**INSTRUCTIONS FOR THE TASK**
Narrow the data below down to the lines containing "What".

╭─ EXERCISE MATERIAL

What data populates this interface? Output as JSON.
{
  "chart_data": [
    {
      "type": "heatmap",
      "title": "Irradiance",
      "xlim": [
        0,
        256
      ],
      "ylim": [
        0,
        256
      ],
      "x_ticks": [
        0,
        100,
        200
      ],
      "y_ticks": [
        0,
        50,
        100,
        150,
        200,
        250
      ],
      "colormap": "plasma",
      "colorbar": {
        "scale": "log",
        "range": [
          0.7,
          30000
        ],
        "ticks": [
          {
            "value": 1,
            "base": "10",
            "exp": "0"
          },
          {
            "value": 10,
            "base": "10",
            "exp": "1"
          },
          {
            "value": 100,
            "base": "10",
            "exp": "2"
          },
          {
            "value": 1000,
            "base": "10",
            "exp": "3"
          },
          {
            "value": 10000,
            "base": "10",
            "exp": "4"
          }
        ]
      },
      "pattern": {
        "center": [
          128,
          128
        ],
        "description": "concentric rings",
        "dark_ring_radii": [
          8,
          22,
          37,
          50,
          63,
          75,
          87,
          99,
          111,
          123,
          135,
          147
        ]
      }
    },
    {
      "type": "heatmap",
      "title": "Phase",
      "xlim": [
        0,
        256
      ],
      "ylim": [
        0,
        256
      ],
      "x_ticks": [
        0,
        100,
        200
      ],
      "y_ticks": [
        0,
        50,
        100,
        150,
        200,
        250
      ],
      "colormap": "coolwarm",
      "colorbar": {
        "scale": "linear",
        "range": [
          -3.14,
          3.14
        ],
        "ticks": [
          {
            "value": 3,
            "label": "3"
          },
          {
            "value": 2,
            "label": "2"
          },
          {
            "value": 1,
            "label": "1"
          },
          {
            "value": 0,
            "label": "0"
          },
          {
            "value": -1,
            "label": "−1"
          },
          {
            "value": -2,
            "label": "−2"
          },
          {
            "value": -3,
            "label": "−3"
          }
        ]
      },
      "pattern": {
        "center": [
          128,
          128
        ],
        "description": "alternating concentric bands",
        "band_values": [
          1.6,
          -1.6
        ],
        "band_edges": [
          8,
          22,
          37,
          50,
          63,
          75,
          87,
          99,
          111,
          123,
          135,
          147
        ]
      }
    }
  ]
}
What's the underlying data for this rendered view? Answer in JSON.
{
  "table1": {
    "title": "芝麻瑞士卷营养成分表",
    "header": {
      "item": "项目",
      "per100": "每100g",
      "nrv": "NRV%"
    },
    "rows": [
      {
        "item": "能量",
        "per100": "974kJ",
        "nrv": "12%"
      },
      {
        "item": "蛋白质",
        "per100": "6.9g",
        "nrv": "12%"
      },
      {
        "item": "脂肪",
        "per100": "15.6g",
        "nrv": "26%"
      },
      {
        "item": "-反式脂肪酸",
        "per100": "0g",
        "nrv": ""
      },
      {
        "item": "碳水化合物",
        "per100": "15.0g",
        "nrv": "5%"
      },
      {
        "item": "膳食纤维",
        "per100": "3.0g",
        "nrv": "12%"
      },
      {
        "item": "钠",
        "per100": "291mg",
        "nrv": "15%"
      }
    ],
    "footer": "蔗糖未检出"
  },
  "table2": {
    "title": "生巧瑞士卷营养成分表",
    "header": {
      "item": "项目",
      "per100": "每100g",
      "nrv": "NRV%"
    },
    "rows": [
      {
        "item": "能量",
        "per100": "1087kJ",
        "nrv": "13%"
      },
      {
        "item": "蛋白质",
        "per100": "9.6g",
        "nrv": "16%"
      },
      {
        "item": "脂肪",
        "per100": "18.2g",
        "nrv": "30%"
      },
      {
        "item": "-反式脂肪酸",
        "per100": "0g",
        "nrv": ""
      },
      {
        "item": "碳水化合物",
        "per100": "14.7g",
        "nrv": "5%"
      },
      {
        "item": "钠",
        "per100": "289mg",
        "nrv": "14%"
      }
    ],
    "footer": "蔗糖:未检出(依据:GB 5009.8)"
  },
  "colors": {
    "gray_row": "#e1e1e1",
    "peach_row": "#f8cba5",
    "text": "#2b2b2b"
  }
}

╰─

**RESULT FOR THIS TASK**
What data populates this interface? Output as JSON.
What's the underlying data for this rendered view? Answer in JSON.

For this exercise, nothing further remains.